■ WHAT YOU ARE ASKED TO DO ■
Collect all the lines that mention the word "index".

** begin MATERIAL FOR THIS TASK **

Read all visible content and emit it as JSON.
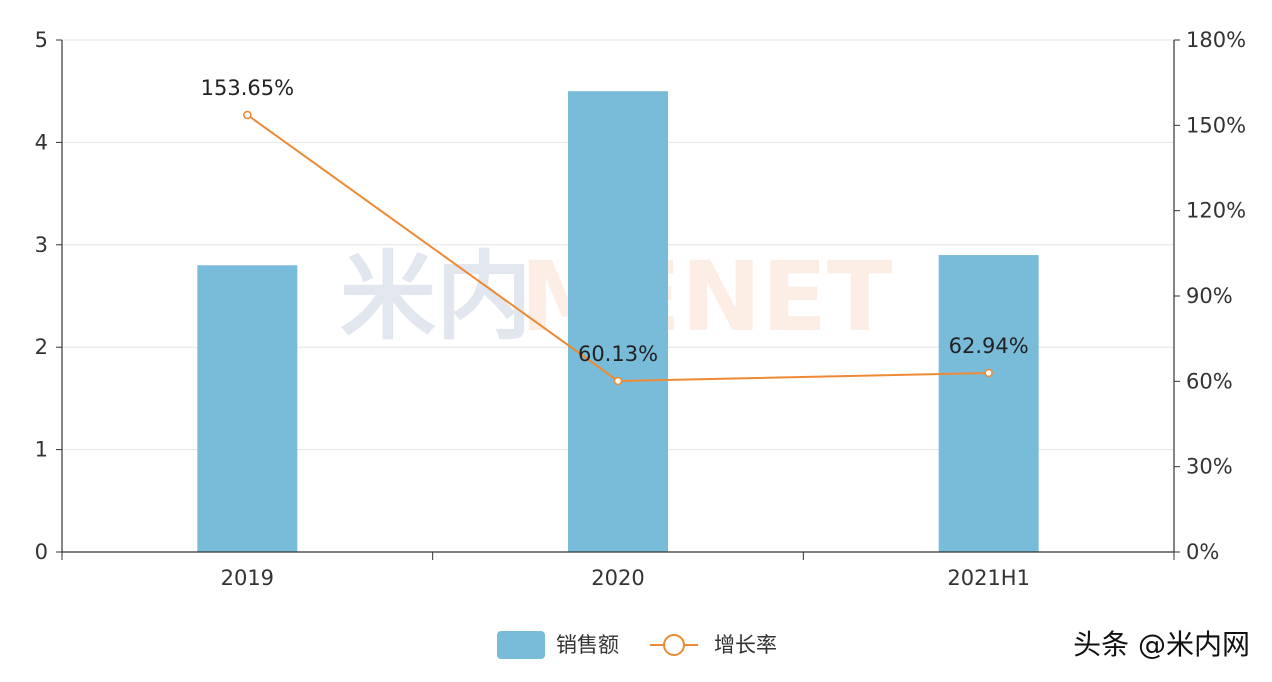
{
  "chart_data": {
    "type": "bar",
    "categories": [
      "2019",
      "2020",
      "2021H1"
    ],
    "series": [
      {
        "name": "销售额",
        "type": "bar",
        "axis": "left",
        "color": "#78bcd9",
        "values": [
          2.8,
          4.5,
          2.9
        ]
      },
      {
        "name": "增长率",
        "type": "line",
        "axis": "right",
        "color": "#ee8a33",
        "values": [
          153.65,
          60.13,
          62.94
        ],
        "data_labels": [
          "153.65%",
          "60.13%",
          "62.94%"
        ]
      }
    ],
    "y_left": {
      "min": 0,
      "max": 5,
      "ticks": [
        "0",
        "1",
        "2",
        "3",
        "4",
        "5"
      ]
    },
    "y_right": {
      "min": 0,
      "max": 180,
      "ticks": [
        "0%",
        "30%",
        "60%",
        "90%",
        "120%",
        "150%",
        "180%"
      ]
    },
    "grid": true,
    "legend_position": "bottom-center"
  },
  "watermark": {
    "text_cn": "米内",
    "text_en": "MENET"
  },
  "footer": {
    "text": "头条 @米内网"
  }
}
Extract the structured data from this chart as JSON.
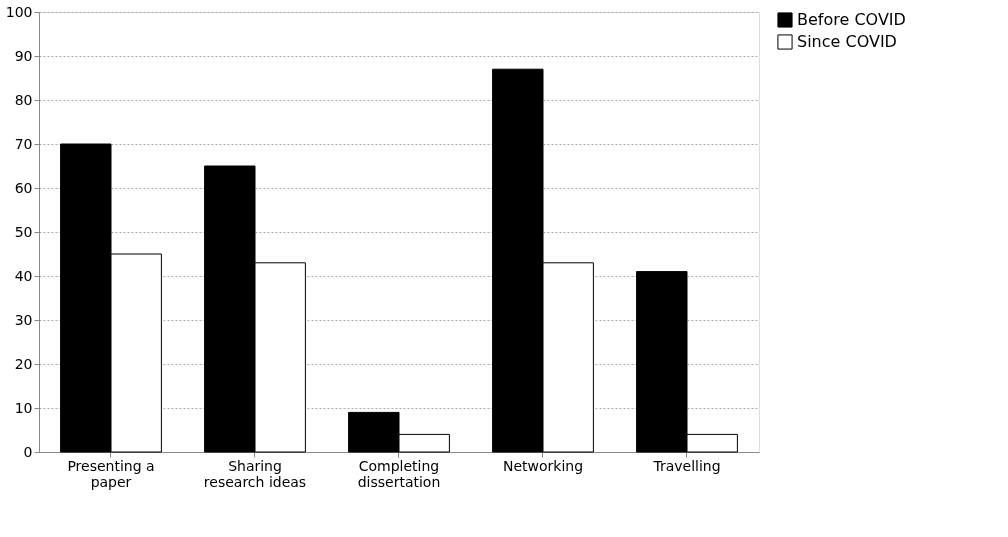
{
  "chart_data": {
    "type": "bar",
    "categories": [
      "Presenting a paper",
      "Sharing research ideas",
      "Completing dissertation",
      "Networking",
      "Travelling"
    ],
    "series": [
      {
        "name": "Before COVID",
        "color": "#000000",
        "values": [
          70,
          65,
          9,
          87,
          41
        ]
      },
      {
        "name": "Since COVID",
        "color": "#ffffff",
        "values": [
          45,
          43,
          4,
          43,
          4
        ]
      }
    ],
    "ylim": [
      0,
      100
    ],
    "yticks": [
      0,
      10,
      20,
      30,
      40,
      50,
      60,
      70,
      80,
      90,
      100
    ],
    "grid": "y",
    "legend": "right"
  }
}
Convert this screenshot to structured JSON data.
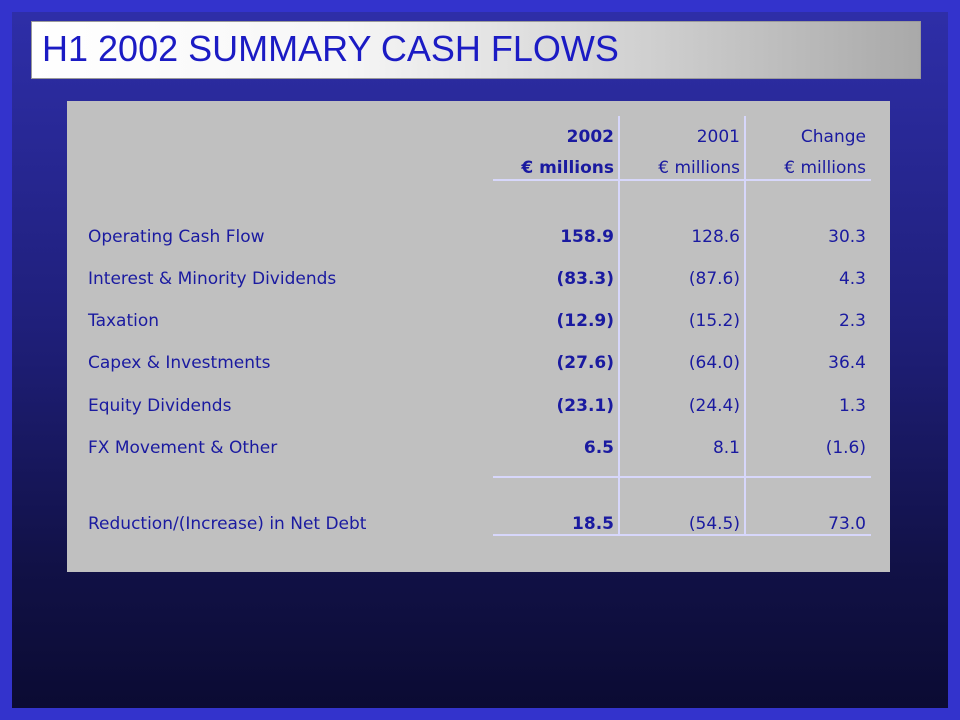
{
  "title": "H1 2002 SUMMARY CASH FLOWS",
  "columns": [
    {
      "year": "2002",
      "unit": "€ millions"
    },
    {
      "year": "2001",
      "unit": "€ millions"
    },
    {
      "year": "Change",
      "unit": "€ millions"
    }
  ],
  "rows": [
    {
      "label": "Operating Cash Flow",
      "v2002": "158.9",
      "v2001": "128.6",
      "change": "30.3"
    },
    {
      "label": "Interest & Minority Dividends",
      "v2002": "(83.3)",
      "v2001": "(87.6)",
      "change": "4.3"
    },
    {
      "label": "Taxation",
      "v2002": "(12.9)",
      "v2001": "(15.2)",
      "change": "2.3"
    },
    {
      "label": "Capex & Investments",
      "v2002": "(27.6)",
      "v2001": "(64.0)",
      "change": "36.4"
    },
    {
      "label": "Equity Dividends",
      "v2002": "(23.1)",
      "v2001": "(24.4)",
      "change": "1.3"
    },
    {
      "label": "FX Movement & Other",
      "v2002": "6.5",
      "v2001": "8.1",
      "change": "(1.6)"
    }
  ],
  "total": {
    "label": "Reduction/(Increase) in Net Debt",
    "v2002": "18.5",
    "v2001": "(54.5)",
    "change": "73.0"
  },
  "colors": {
    "title_text": "#1b1bc4",
    "table_text": "#1a1aa0",
    "panel": "#c0c0c0",
    "rules": "#d7d7fb"
  }
}
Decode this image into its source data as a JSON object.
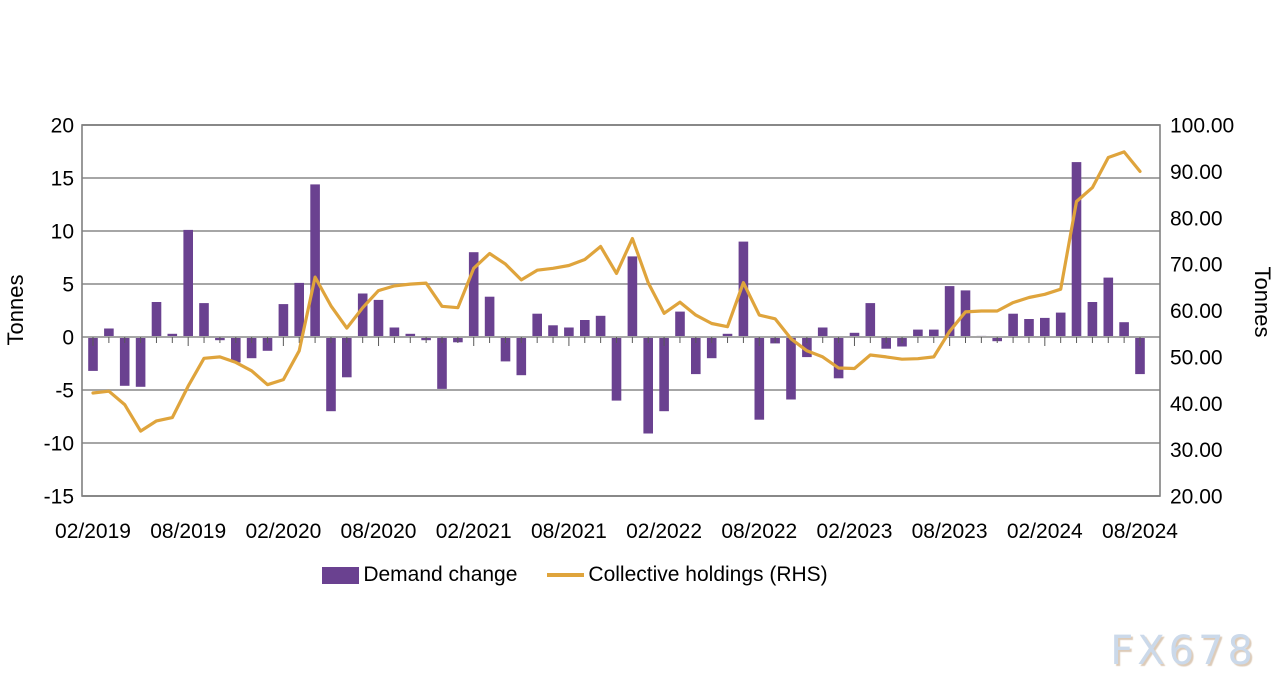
{
  "watermark": "FX678",
  "legend": {
    "bar_label": "Demand change",
    "line_label": "Collective holdings (RHS)"
  },
  "left_axis": {
    "title": "Tonnes",
    "ticks": [
      "20",
      "15",
      "10",
      "5",
      "0",
      "-5",
      "-10",
      "-15"
    ]
  },
  "right_axis": {
    "title": "Tonnes",
    "ticks": [
      "100.00",
      "90.00",
      "80.00",
      "70.00",
      "60.00",
      "50.00",
      "40.00",
      "30.00",
      "20.00"
    ]
  },
  "x_axis": {
    "labels": [
      "02/2019",
      "08/2019",
      "02/2020",
      "08/2020",
      "02/2021",
      "08/2021",
      "02/2022",
      "08/2022",
      "02/2023",
      "08/2023",
      "02/2024",
      "08/2024"
    ]
  },
  "colors": {
    "bar": "#6a4190",
    "line": "#dfa43c",
    "grid": "#a6a6a6",
    "frame": "#808080",
    "tick": "#595959",
    "text": "#000000",
    "watermark": "#cbd9ea"
  },
  "chart_data": {
    "type": "bar+line combo",
    "grid": true,
    "legend_position": "bottom",
    "left_ylim": [
      -15,
      20
    ],
    "right_ylim": [
      20,
      100
    ],
    "left_ylabel": "Tonnes",
    "right_ylabel": "Tonnes",
    "categories": [
      "02/2019",
      "03/2019",
      "04/2019",
      "05/2019",
      "06/2019",
      "07/2019",
      "08/2019",
      "09/2019",
      "10/2019",
      "11/2019",
      "12/2019",
      "01/2020",
      "02/2020",
      "03/2020",
      "04/2020",
      "05/2020",
      "06/2020",
      "07/2020",
      "08/2020",
      "09/2020",
      "10/2020",
      "11/2020",
      "12/2020",
      "01/2021",
      "02/2021",
      "03/2021",
      "04/2021",
      "05/2021",
      "06/2021",
      "07/2021",
      "08/2021",
      "09/2021",
      "10/2021",
      "11/2021",
      "12/2021",
      "01/2022",
      "02/2022",
      "03/2022",
      "04/2022",
      "05/2022",
      "06/2022",
      "07/2022",
      "08/2022",
      "09/2022",
      "10/2022",
      "11/2022",
      "12/2022",
      "01/2023",
      "02/2023",
      "03/2023",
      "04/2023",
      "05/2023",
      "06/2023",
      "07/2023",
      "08/2023",
      "09/2023",
      "10/2023",
      "11/2023",
      "12/2023",
      "01/2024",
      "02/2024",
      "03/2024",
      "04/2024",
      "05/2024",
      "06/2024",
      "07/2024",
      "08/2024"
    ],
    "series": [
      {
        "name": "Demand change",
        "type": "bar",
        "axis": "left",
        "values": [
          -3.2,
          0.8,
          -4.6,
          -4.7,
          3.3,
          0.3,
          10.1,
          3.2,
          -0.3,
          -2.4,
          -2.0,
          -1.3,
          3.1,
          5.1,
          14.4,
          -7.0,
          -3.8,
          4.1,
          3.5,
          0.9,
          0.3,
          -0.3,
          -4.9,
          -0.5,
          8.0,
          3.8,
          -2.3,
          -3.6,
          2.2,
          1.1,
          0.9,
          1.6,
          2.0,
          -6.0,
          7.6,
          -9.1,
          -7.0,
          2.4,
          -3.5,
          -2.0,
          0.3,
          9.0,
          -7.8,
          -0.6,
          -5.9,
          -1.9,
          0.9,
          -3.9,
          0.4,
          3.2,
          -1.1,
          -0.9,
          0.7,
          0.7,
          4.8,
          4.4,
          0.1,
          -0.4,
          2.2,
          1.7,
          1.8,
          2.3,
          16.5,
          3.3,
          5.6,
          1.4,
          -3.5
        ]
      },
      {
        "name": "Collective holdings (RHS)",
        "type": "line",
        "axis": "right",
        "values": [
          42.2,
          42.6,
          39.7,
          34.0,
          36.2,
          36.9,
          43.7,
          49.7,
          50.0,
          48.8,
          47.0,
          44.0,
          45.1,
          51.3,
          67.2,
          61.0,
          56.2,
          60.6,
          64.3,
          65.3,
          65.7,
          65.9,
          60.9,
          60.6,
          69.1,
          72.3,
          70.0,
          66.6,
          68.7,
          69.1,
          69.7,
          71.0,
          73.8,
          68.0,
          75.5,
          66.0,
          59.4,
          61.8,
          59.0,
          57.2,
          56.5,
          66.0,
          59.0,
          58.2,
          53.9,
          51.3,
          50.0,
          47.6,
          47.5,
          50.4,
          50.0,
          49.5,
          49.6,
          50.0,
          55.5,
          59.7,
          59.9,
          59.9,
          61.7,
          62.8,
          63.5,
          64.6,
          83.5,
          86.5,
          93.0,
          94.2,
          90.0
        ]
      }
    ]
  }
}
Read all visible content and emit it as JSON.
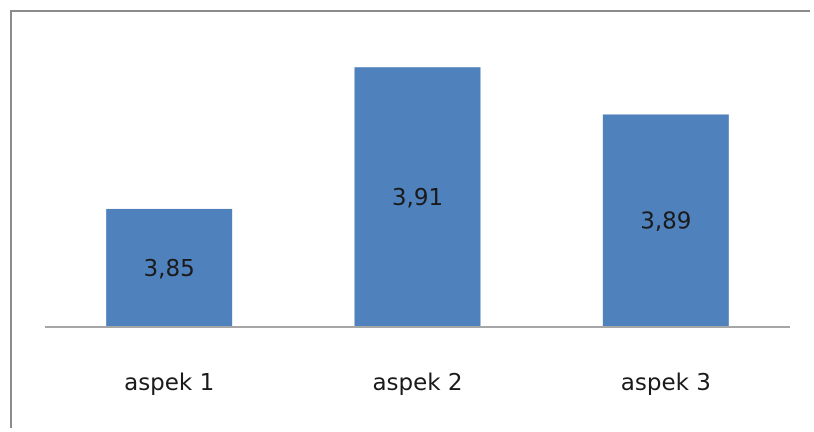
{
  "chart_data": {
    "type": "bar",
    "categories": [
      "aspek 1",
      "aspek 2",
      "aspek 3"
    ],
    "values": [
      3.85,
      3.91,
      3.89
    ],
    "value_labels": [
      "3,85",
      "3,91",
      "3,89"
    ],
    "title": "",
    "xlabel": "",
    "ylabel": "",
    "ylim": [
      3.8,
      3.93
    ],
    "grid": false,
    "legend": "none",
    "bar_color": "#4F81BD",
    "axis_color": "#A6A6A6"
  }
}
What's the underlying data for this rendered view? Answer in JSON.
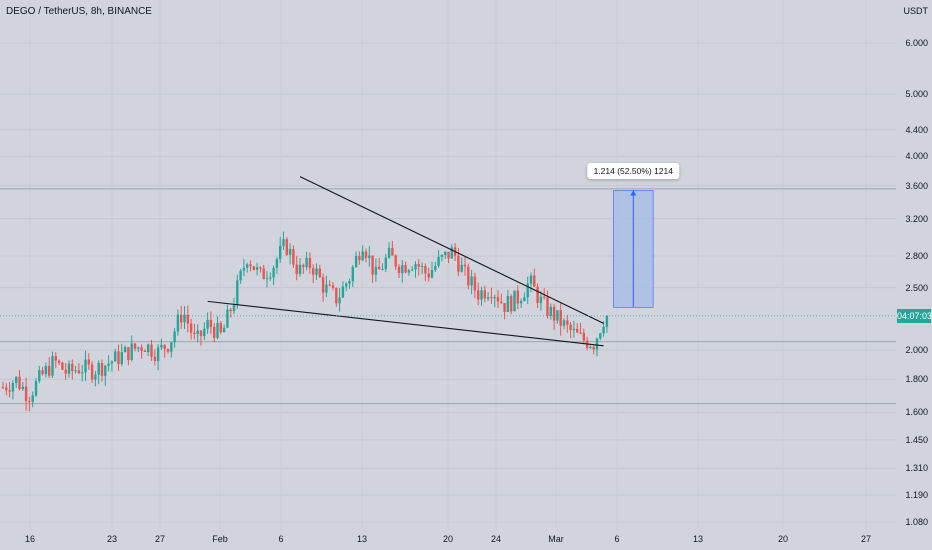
{
  "header": {
    "title": "DEGO / TetherUS, 8h, BINANCE"
  },
  "price_axis": {
    "currency": "USDT",
    "ticks": [
      "6.000",
      "5.000",
      "4.400",
      "4.000",
      "3.600",
      "3.200",
      "2.800",
      "2.500",
      "2.000",
      "1.800",
      "1.600",
      "1.450",
      "1.310",
      "1.190",
      "1.080"
    ]
  },
  "time_axis": {
    "ticks": [
      "16",
      "23",
      "27",
      "Feb",
      "6",
      "13",
      "20",
      "24",
      "Mar",
      "6",
      "13",
      "20",
      "27"
    ]
  },
  "current_price": {
    "countdown": "04:07:03",
    "color": "#26a69a"
  },
  "horizontal_levels": [
    3.56,
    2.06,
    1.65
  ],
  "measure_tool": {
    "label": "1.214 (52.50%) 1214",
    "from_price": 2.33,
    "to_price": 3.54,
    "fill": "#a9bde6",
    "stroke": "#2962ff"
  },
  "colors": {
    "up": "#26a69a",
    "down": "#ef5350",
    "background": "#d1d4dc",
    "trendline": "#131722"
  },
  "chart_data": {
    "type": "candlestick",
    "symbol": "DEGO / TetherUS",
    "interval": "8h",
    "exchange": "BINANCE",
    "y_scale": "log",
    "ylim": [
      1.05,
      7.0
    ],
    "close_path": [
      1.75,
      1.8,
      1.7,
      1.82,
      1.92,
      1.84,
      1.88,
      1.86,
      1.9,
      1.95,
      2.0,
      2.04,
      1.98,
      2.06,
      2.3,
      2.05,
      2.2,
      2.1,
      2.4,
      2.8,
      2.6,
      2.7,
      2.92,
      2.65,
      2.72,
      2.5,
      2.4,
      2.6,
      2.95,
      2.6,
      2.8,
      2.7,
      2.75,
      2.62,
      2.75,
      2.85,
      2.6,
      2.45,
      2.5,
      2.35,
      2.4,
      2.55,
      2.35,
      2.25,
      2.15,
      2.08,
      2.05,
      2.3
    ],
    "notes": "Approximately 175 eight-hour candles, beginning in mid-January; the final candle is at about 2.26 USDT, close to the start of March",
    "trendlines": [
      {
        "name": "upper",
        "from": {
          "index": 90,
          "price": 3.72
        },
        "to": {
          "index": 182,
          "price": 2.2
        }
      },
      {
        "name": "lower",
        "from": {
          "index": 62,
          "price": 2.38
        },
        "to": {
          "index": 182,
          "price": 2.03
        }
      }
    ]
  }
}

** end MATERIAL FOR THIS TASK **

■ FULL RESPONSE ■
          "index": 90,
          "index": 182,
          "index": 62,
          "index": 182,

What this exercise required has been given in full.